Do this: The records that follow must be reproduced in full, exactly as written.

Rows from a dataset
★ ★ ★ ★ ★

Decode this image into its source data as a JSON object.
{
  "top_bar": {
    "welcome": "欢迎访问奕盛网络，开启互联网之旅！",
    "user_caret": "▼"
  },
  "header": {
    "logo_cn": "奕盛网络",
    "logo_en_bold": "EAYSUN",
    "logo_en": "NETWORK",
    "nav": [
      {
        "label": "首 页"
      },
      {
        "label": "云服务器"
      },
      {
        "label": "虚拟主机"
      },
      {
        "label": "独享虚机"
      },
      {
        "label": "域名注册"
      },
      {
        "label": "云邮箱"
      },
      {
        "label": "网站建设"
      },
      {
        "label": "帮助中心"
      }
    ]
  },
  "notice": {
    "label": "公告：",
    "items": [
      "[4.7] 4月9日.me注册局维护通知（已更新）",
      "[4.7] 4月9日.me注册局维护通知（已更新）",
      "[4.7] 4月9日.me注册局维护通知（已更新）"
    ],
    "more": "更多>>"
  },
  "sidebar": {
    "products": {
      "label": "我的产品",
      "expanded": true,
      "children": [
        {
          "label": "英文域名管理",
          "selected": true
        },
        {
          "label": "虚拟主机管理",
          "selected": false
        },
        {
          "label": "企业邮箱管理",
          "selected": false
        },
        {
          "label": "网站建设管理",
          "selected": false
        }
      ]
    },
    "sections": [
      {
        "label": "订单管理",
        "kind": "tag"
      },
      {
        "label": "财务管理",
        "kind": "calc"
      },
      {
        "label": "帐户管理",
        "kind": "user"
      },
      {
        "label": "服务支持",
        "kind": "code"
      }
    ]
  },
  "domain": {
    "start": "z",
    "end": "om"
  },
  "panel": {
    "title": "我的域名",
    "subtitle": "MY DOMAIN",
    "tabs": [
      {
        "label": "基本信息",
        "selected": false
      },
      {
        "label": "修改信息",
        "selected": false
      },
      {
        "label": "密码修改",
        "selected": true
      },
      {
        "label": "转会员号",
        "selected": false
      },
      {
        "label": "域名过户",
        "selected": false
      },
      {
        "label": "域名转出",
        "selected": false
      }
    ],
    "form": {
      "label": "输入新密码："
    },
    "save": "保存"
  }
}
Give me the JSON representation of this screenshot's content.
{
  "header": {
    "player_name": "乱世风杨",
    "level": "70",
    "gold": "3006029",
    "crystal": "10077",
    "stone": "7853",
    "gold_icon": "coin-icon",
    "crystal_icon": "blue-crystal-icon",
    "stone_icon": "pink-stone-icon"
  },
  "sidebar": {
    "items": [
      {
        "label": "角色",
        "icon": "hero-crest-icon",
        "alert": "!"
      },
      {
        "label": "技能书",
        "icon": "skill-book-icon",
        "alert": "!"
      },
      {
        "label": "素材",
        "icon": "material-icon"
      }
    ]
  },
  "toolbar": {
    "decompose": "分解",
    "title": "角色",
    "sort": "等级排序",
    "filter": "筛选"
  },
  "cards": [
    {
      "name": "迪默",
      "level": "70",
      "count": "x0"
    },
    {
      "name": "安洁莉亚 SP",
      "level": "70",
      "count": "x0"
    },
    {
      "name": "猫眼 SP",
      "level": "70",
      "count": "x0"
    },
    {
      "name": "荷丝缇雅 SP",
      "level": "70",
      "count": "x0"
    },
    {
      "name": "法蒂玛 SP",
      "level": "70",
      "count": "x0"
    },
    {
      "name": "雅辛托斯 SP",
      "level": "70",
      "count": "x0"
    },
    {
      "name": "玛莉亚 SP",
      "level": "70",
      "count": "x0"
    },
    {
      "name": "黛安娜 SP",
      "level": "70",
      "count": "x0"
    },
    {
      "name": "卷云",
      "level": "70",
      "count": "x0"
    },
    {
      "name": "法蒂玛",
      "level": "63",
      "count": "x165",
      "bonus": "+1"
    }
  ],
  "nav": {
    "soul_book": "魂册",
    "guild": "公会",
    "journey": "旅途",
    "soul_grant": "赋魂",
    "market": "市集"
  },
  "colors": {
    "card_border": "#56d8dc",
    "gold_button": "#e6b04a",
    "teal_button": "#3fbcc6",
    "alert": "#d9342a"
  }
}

★ ★ ★ ★ ★

Written answer:
Decode this image into its source data as a JSON object.
{
  "top_bar": {
    "welcome": "欢迎访问奕盛网络，开启互联网之旅！",
    "user_caret": "▼"
  },
  "header": {
    "logo_cn": "奕盛网络",
    "logo_en_bold": "EAYSUN",
    "logo_en": "NETWORK",
    "nav": [
      {
        "label": "首 页"
      },
      {
        "label": "云服务器"
      },
      {
        "label": "虚拟主机"
      },
      {
        "label": "独享虚机"
      },
      {
        "label": "域名注册"
      },
      {
        "label": "云邮箱"
      },
      {
        "label": "网站建设"
      },
      {
        "label": "帮助中心"
      }
    ]
  },
  "notice": {
    "label": "公告：",
    "items": [
      "[4.7] 4月9日.me注册局维护通知（已更新）",
      "[4.7] 4月9日.me注册局维护通知（已更新）",
      "[4.7] 4月9日.me注册局维护通知（已更新）"
    ],
    "more": "更多>>"
  },
  "sidebar": {
    "products": {
      "label": "我的产品",
      "expanded": true,
      "children": [
        {
          "label": "英文域名管理",
          "selected": true
        },
        {
          "label": "虚拟主机管理",
          "selected": false
        },
        {
          "label": "企业邮箱管理",
          "selected": false
        },
        {
          "label": "网站建设管理",
          "selected": false
        }
      ]
    },
    "sections": [
      {
        "label": "订单管理",
        "kind": "tag"
      },
      {
        "label": "财务管理",
        "kind": "calc"
      },
      {
        "label": "帐户管理",
        "kind": "user"
      },
      {
        "label": "服务支持",
        "kind": "code"
      }
    ]
  },
  "domain": {
    "start": "z",
    "end": "om"
  },
  "panel": {
    "title": "我的域名",
    "subtitle": "MY DOMAIN",
    "tabs": [
      {
        "label": "基本信息",
        "selected": false
      },
      {
        "label": "修改信息",
        "selected": false
      },
      {
        "label": "密码修改",
        "selected": true
      },
      {
        "label": "转会员号",
        "selected": false
      },
      {
        "label": "域名过户",
        "selected": false
      },
      {
        "label": "域名转出",
        "selected": false
      }
    ],
    "form": {
      "label": "输入新密码："
    },
    "save": "保存"
  }
}
Give me the JSON representation of this screenshot's content.
{
  "header": {
    "player_name": "乱世风杨",
    "level": "70",
    "gold": "3006029",
    "crystal": "10077",
    "stone": "7853",
    "gold_icon": "coin-icon",
    "crystal_icon": "blue-crystal-icon",
    "stone_icon": "pink-stone-icon"
  },
  "sidebar": {
    "items": [
      {
        "label": "角色",
        "icon": "hero-crest-icon",
        "alert": "!"
      },
      {
        "label": "技能书",
        "icon": "skill-book-icon",
        "alert": "!"
      },
      {
        "label": "素材",
        "icon": "material-icon"
      }
    ]
  },
  "toolbar": {
    "decompose": "分解",
    "title": "角色",
    "sort": "等级排序",
    "filter": "筛选"
  },
  "cards": [
    {
      "name": "迪默",
      "level": "70",
      "count": "x0"
    },
    {
      "name": "安洁莉亚 SP",
      "level": "70",
      "count": "x0"
    },
    {
      "name": "猫眼 SP",
      "level": "70",
      "count": "x0"
    },
    {
      "name": "荷丝缇雅 SP",
      "level": "70",
      "count": "x0"
    },
    {
      "name": "法蒂玛 SP",
      "level": "70",
      "count": "x0"
    },
    {
      "name": "雅辛托斯 SP",
      "level": "70",
      "count": "x0"
    },
    {
      "name": "玛莉亚 SP",
      "level": "70",
      "count": "x0"
    },
    {
      "name": "黛安娜 SP",
      "level": "70",
      "count": "x0"
    },
    {
      "name": "卷云",
      "level": "70",
      "count": "x0"
    },
    {
      "name": "法蒂玛",
      "level": "63",
      "count": "x165",
      "bonus": "+1"
    }
  ],
  "nav": {
    "soul_book": "魂册",
    "guild": "公会",
    "journey": "旅途",
    "soul_grant": "赋魂",
    "market": "市集"
  },
  "colors": {
    "card_border": "#56d8dc",
    "gold_button": "#e6b04a",
    "teal_button": "#3fbcc6",
    "alert": "#d9342a"
  }
}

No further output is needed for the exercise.